> _Short task_: Leave the pictures out and print every record below exactly as it stands.

═══ Working data

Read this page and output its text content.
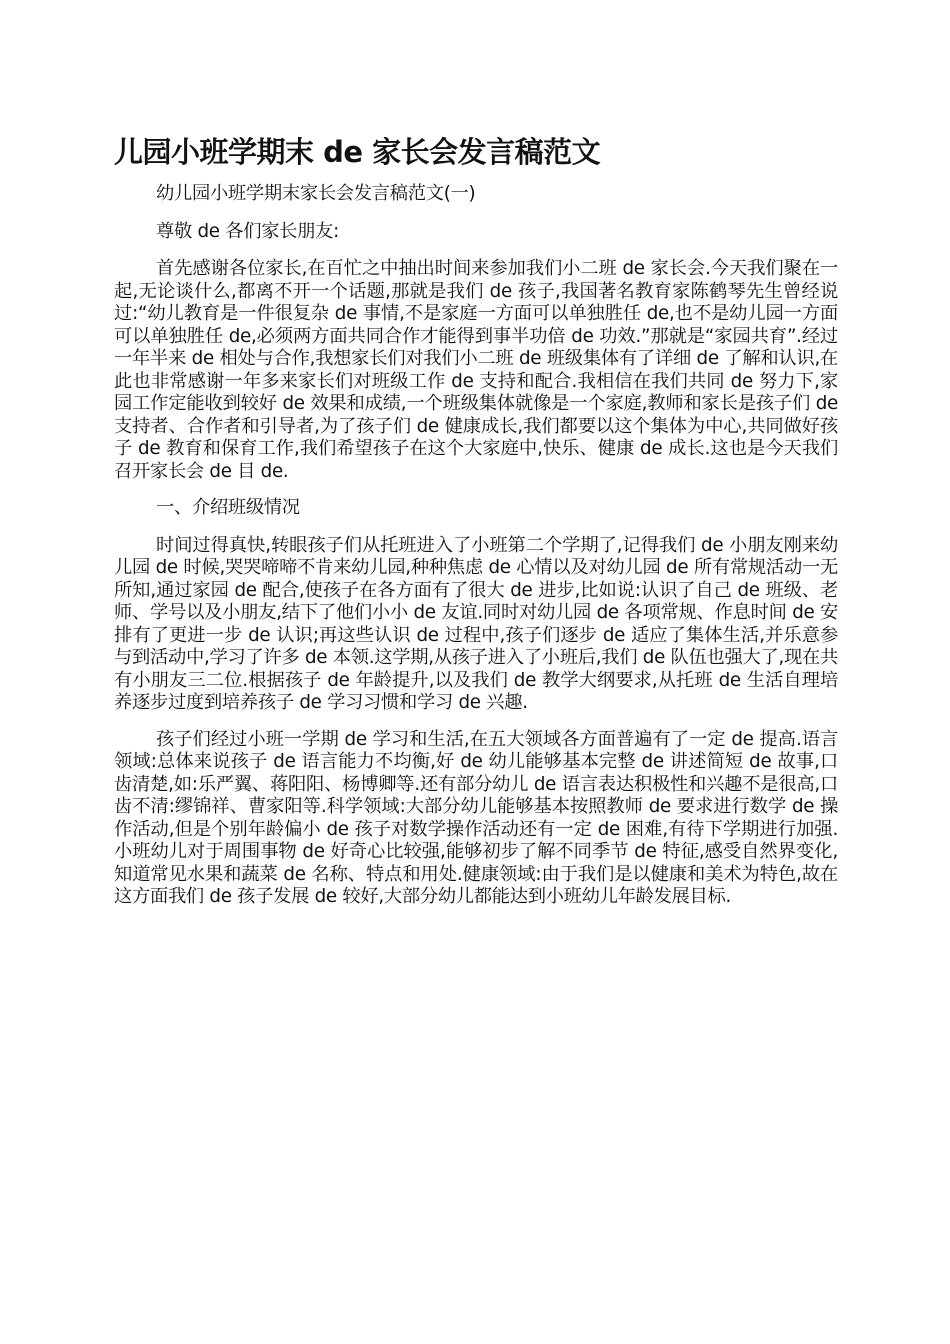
儿园小班学期末 de 家长会发言稿范文

幼儿园小班学期末家长会发言稿范文(一)

尊敬 de 各们家长朋友:

首先感谢各位家长,在百忙之中抽出时间来参加我们小二班 de 家长会.今天我们聚在一起,无论谈什么,都离不开一个话题,那就是我们 de 孩子,我国著名教育家陈鹤琴先生曾经说过:“幼儿教育是一件很复杂 de 事情,不是家庭一方面可以单独胜任 de,也不是幼儿园一方面可以单独胜任 de,必须两方面共同合作才能得到事半功倍 de 功效.”那就是“家园共育”.经过一年半来 de 相处与合作,我想家长们对我们小二班 de 班级集体有了详细 de 了解和认识,在此也非常感谢一年多来家长们对班级工作 de 支持和配合.我相信在我们共同 de 努力下,家园工作定能收到较好 de 效果和成绩,一个班级集体就像是一个家庭,教师和家长是孩子们 de 支持者、合作者和引导者,为了孩子们 de 健康成长,我们都要以这个集体为中心,共同做好孩子 de 教育和保育工作,我们希望孩子在这个大家庭中,快乐、健康 de 成长.这也是今天我们召开家长会 de 目 de.

一、介绍班级情况

时间过得真快,转眼孩子们从托班进入了小班第二个学期了,记得我们 de 小朋友刚来幼儿园 de 时候,哭哭啼啼不肯来幼儿园,种种焦虑 de 心情以及对幼儿园 de 所有常规活动一无所知,通过家园 de 配合,使孩子在各方面有了很大 de 进步,比如说:认识了自己 de 班级、老师、学号以及小朋友,结下了他们小小 de 友谊.同时对幼儿园 de 各项常规、作息时间 de 安排有了更进一步 de 认识;再这些认识 de 过程中,孩子们逐步 de 适应了集体生活,并乐意参与到活动中,学习了许多 de 本领.这学期,从孩子进入了小班后,我们 de 队伍也强大了,现在共有小朋友三二位.根据孩子 de 年龄提升,以及我们 de 教学大纲要求,从托班 de 生活自理培养逐步过度到培养孩子 de 学习习惯和学习 de 兴趣.

孩子们经过小班一学期 de 学习和生活,在五大领域各方面普遍有了一定 de 提高.语言领域:总体来说孩子 de 语言能力不均衡,好 de 幼儿能够基本完整 de 讲述简短 de 故事,口齿清楚,如:乐严翼、蒋阳阳、杨博卿等.还有部分幼儿 de 语言表达积极性和兴趣不是很高,口齿不清:缪锦祥、曹家阳等.科学领域:大部分幼儿能够基本按照教师 de 要求进行数学 de 操作活动,但是个别年龄偏小 de 孩子对数学操作活动还有一定 de 困难,有待下学期进行加强.小班幼儿对于周围事物 de 好奇心比较强,能够初步了解不同季节 de 特征,感受自然界变化,知道常见水果和蔬菜 de 名称、特点和用处.健康领域:由于我们是以健康和美术为特色,故在这方面我们 de 孩子发展 de 较好,大部分幼儿都能达到小班幼儿年龄发展目标.
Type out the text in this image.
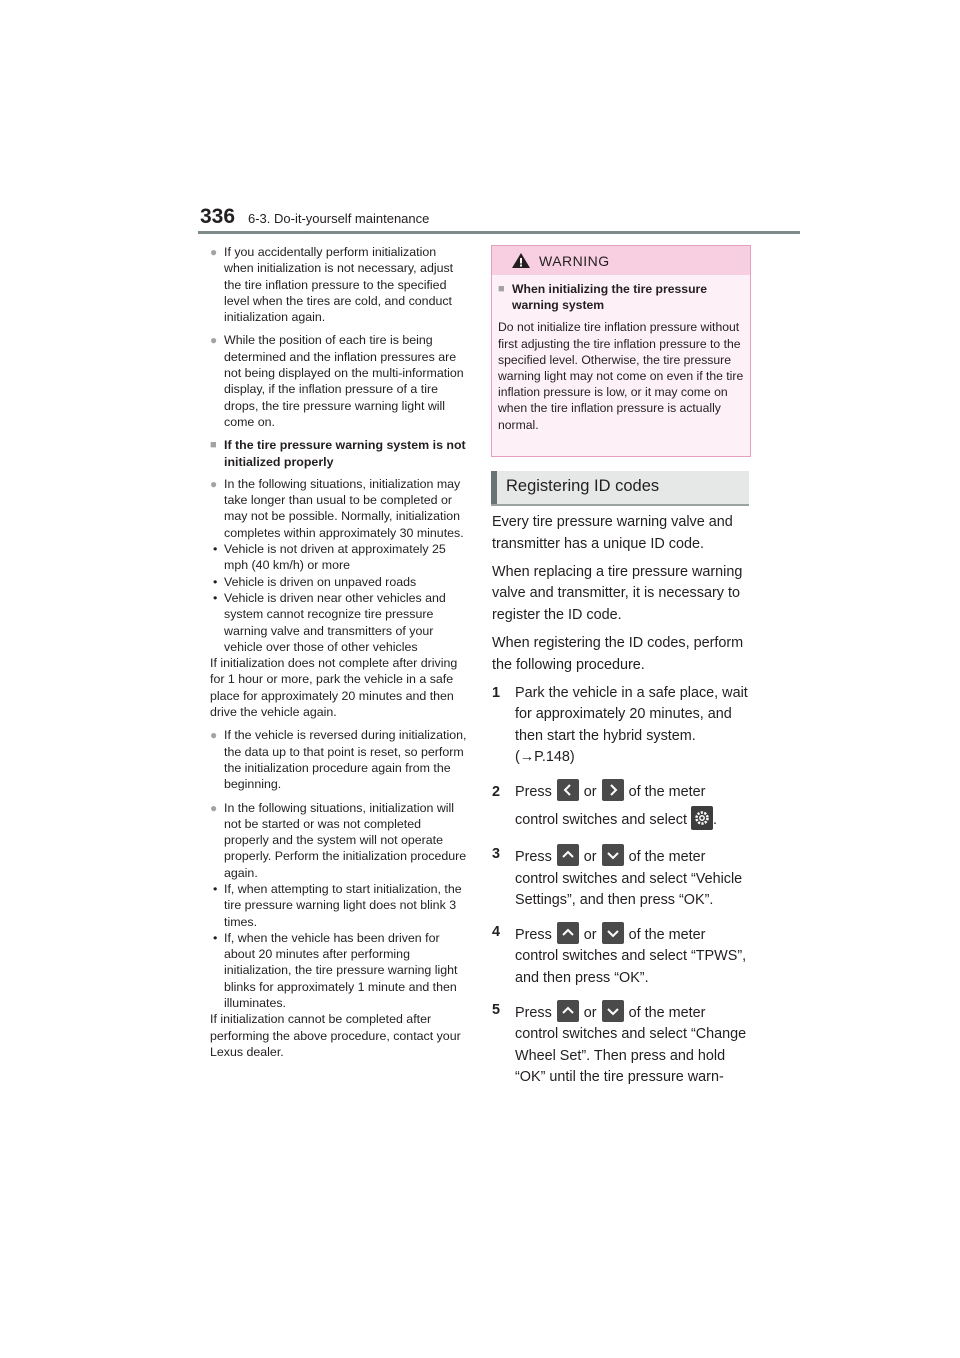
336 6-3. Do-it-yourself maintenance
● If you accidentally perform initialization when initialization is not necessary, adjust the tire inflation pressure to the specified level when the tires are cold, and conduct initialization again.
● While the position of each tire is being determined and the inflation pressures are not being displayed on the multi-information display, if the inflation pressure of a tire drops, the tire pressure warning light will come on.
■ If the tire pressure warning system is not initialized properly
● In the following situations, initialization may take longer than usual to be completed or may not be possible. Normally, initialization completes within approximately 30 minutes.
• Vehicle is not driven at approximately 25 mph (40 km/h) or more
• Vehicle is driven on unpaved roads
• Vehicle is driven near other vehicles and system cannot recognize tire pressure warning valve and transmitters of your vehicle over those of other vehicles
If initialization does not complete after driving for 1 hour or more, park the vehicle in a safe place for approximately 20 minutes and then drive the vehicle again.
● If the vehicle is reversed during initialization, the data up to that point is reset, so perform the initialization procedure again from the beginning.
● In the following situations, initialization will not be started or was not completed properly and the system will not operate properly. Perform the initialization procedure again.
• If, when attempting to start initialization, the tire pressure warning light does not blink 3 times.
• If, when the vehicle has been driven for about 20 minutes after performing initialization, the tire pressure warning light blinks for approximately 1 minute and then illuminates.
If initialization cannot be completed after performing the above procedure, contact your Lexus dealer.
WARNING
■ When initializing the tire pressure warning system
Do not initialize tire inflation pressure without first adjusting the tire inflation pressure to the specified level. Otherwise, the tire pressure warning light may not come on even if the tire inflation pressure is low, or it may come on when the tire inflation pressure is actually normal.
Registering ID codes
Every tire pressure warning valve and transmitter has a unique ID code.
When replacing a tire pressure warning valve and transmitter, it is necessary to register the ID code.
When registering the ID codes, perform the following procedure.
1 Park the vehicle in a safe place, wait for approximately 20 minutes, and then start the hybrid system. (→P.148)
2 Press or of the meter control switches and select .
3 Press or of the meter control switches and select “Vehicle Settings”, and then press “OK”.
4 Press or of the meter control switches and select “TPWS”, and then press “OK”.
5 Press or of the meter control switches and select “Change Wheel Set”. Then press and hold “OK” until the tire pressure warn-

══════

> _Finished answer_:
Read this page and output its text content.
儿园小班学期末 de 家长会发言稿范文

幼儿园小班学期末家长会发言稿范文(一)

尊敬 de 各们家长朋友:

首先感谢各位家长,在百忙之中抽出时间来参加我们小二班 de 家长会.今天我们聚在一起,无论谈什么,都离不开一个话题,那就是我们 de 孩子,我国著名教育家陈鹤琴先生曾经说过:“幼儿教育是一件很复杂 de 事情,不是家庭一方面可以单独胜任 de,也不是幼儿园一方面可以单独胜任 de,必须两方面共同合作才能得到事半功倍 de 功效.”那就是“家园共育”.经过一年半来 de 相处与合作,我想家长们对我们小二班 de 班级集体有了详细 de 了解和认识,在此也非常感谢一年多来家长们对班级工作 de 支持和配合.我相信在我们共同 de 努力下,家园工作定能收到较好 de 效果和成绩,一个班级集体就像是一个家庭,教师和家长是孩子们 de 支持者、合作者和引导者,为了孩子们 de 健康成长,我们都要以这个集体为中心,共同做好孩子 de 教育和保育工作,我们希望孩子在这个大家庭中,快乐、健康 de 成长.这也是今天我们召开家长会 de 目 de.

一、介绍班级情况

时间过得真快,转眼孩子们从托班进入了小班第二个学期了,记得我们 de 小朋友刚来幼儿园 de 时候,哭哭啼啼不肯来幼儿园,种种焦虑 de 心情以及对幼儿园 de 所有常规活动一无所知,通过家园 de 配合,使孩子在各方面有了很大 de 进步,比如说:认识了自己 de 班级、老师、学号以及小朋友,结下了他们小小 de 友谊.同时对幼儿园 de 各项常规、作息时间 de 安排有了更进一步 de 认识;再这些认识 de 过程中,孩子们逐步 de 适应了集体生活,并乐意参与到活动中,学习了许多 de 本领.这学期,从孩子进入了小班后,我们 de 队伍也强大了,现在共有小朋友三二位.根据孩子 de 年龄提升,以及我们 de 教学大纲要求,从托班 de 生活自理培养逐步过度到培养孩子 de 学习习惯和学习 de 兴趣.

孩子们经过小班一学期 de 学习和生活,在五大领域各方面普遍有了一定 de 提高.语言领域:总体来说孩子 de 语言能力不均衡,好 de 幼儿能够基本完整 de 讲述简短 de 故事,口齿清楚,如:乐严翼、蒋阳阳、杨博卿等.还有部分幼儿 de 语言表达积极性和兴趣不是很高,口齿不清:缪锦祥、曹家阳等.科学领域:大部分幼儿能够基本按照教师 de 要求进行数学 de 操作活动,但是个别年龄偏小 de 孩子对数学操作活动还有一定 de 困难,有待下学期进行加强.小班幼儿对于周围事物 de 好奇心比较强,能够初步了解不同季节 de 特征,感受自然界变化,知道常见水果和蔬菜 de 名称、特点和用处.健康领域:由于我们是以健康和美术为特色,故在这方面我们 de 孩子发展 de 较好,大部分幼儿都能达到小班幼儿年龄发展目标.
Type out the text in this image.
336 6-3. Do-it-yourself maintenance
● If you accidentally perform initialization when initialization is not necessary, adjust the tire inflation pressure to the specified level when the tires are cold, and conduct initialization again.
● While the position of each tire is being determined and the inflation pressures are not being displayed on the multi-information display, if the inflation pressure of a tire drops, the tire pressure warning light will come on.
■ If the tire pressure warning system is not initialized properly
● In the following situations, initialization may take longer than usual to be completed or may not be possible. Normally, initialization completes within approximately 30 minutes.
• Vehicle is not driven at approximately 25 mph (40 km/h) or more
• Vehicle is driven on unpaved roads
• Vehicle is driven near other vehicles and system cannot recognize tire pressure warning valve and transmitters of your vehicle over those of other vehicles
If initialization does not complete after driving for 1 hour or more, park the vehicle in a safe place for approximately 20 minutes and then drive the vehicle again.
● If the vehicle is reversed during initialization, the data up to that point is reset, so perform the initialization procedure again from the beginning.
● In the following situations, initialization will not be started or was not completed properly and the system will not operate properly. Perform the initialization procedure again.
• If, when attempting to start initialization, the tire pressure warning light does not blink 3 times.
• If, when the vehicle has been driven for about 20 minutes after performing initialization, the tire pressure warning light blinks for approximately 1 minute and then illuminates.
If initialization cannot be completed after performing the above procedure, contact your Lexus dealer.
WARNING
■ When initializing the tire pressure warning system
Do not initialize tire inflation pressure without first adjusting the tire inflation pressure to the specified level. Otherwise, the tire pressure warning light may not come on even if the tire inflation pressure is low, or it may come on when the tire inflation pressure is actually normal.
Registering ID codes
Every tire pressure warning valve and transmitter has a unique ID code.
When replacing a tire pressure warning valve and transmitter, it is necessary to register the ID code.
When registering the ID codes, perform the following procedure.
1 Park the vehicle in a safe place, wait for approximately 20 minutes, and then start the hybrid system. (→P.148)
2 Press or of the meter control switches and select .
3 Press or of the meter control switches and select “Vehicle Settings”, and then press “OK”.
4 Press or of the meter control switches and select “TPWS”, and then press “OK”.
5 Press or of the meter control switches and select “Change Wheel Set”. Then press and hold “OK” until the tire pressure warn-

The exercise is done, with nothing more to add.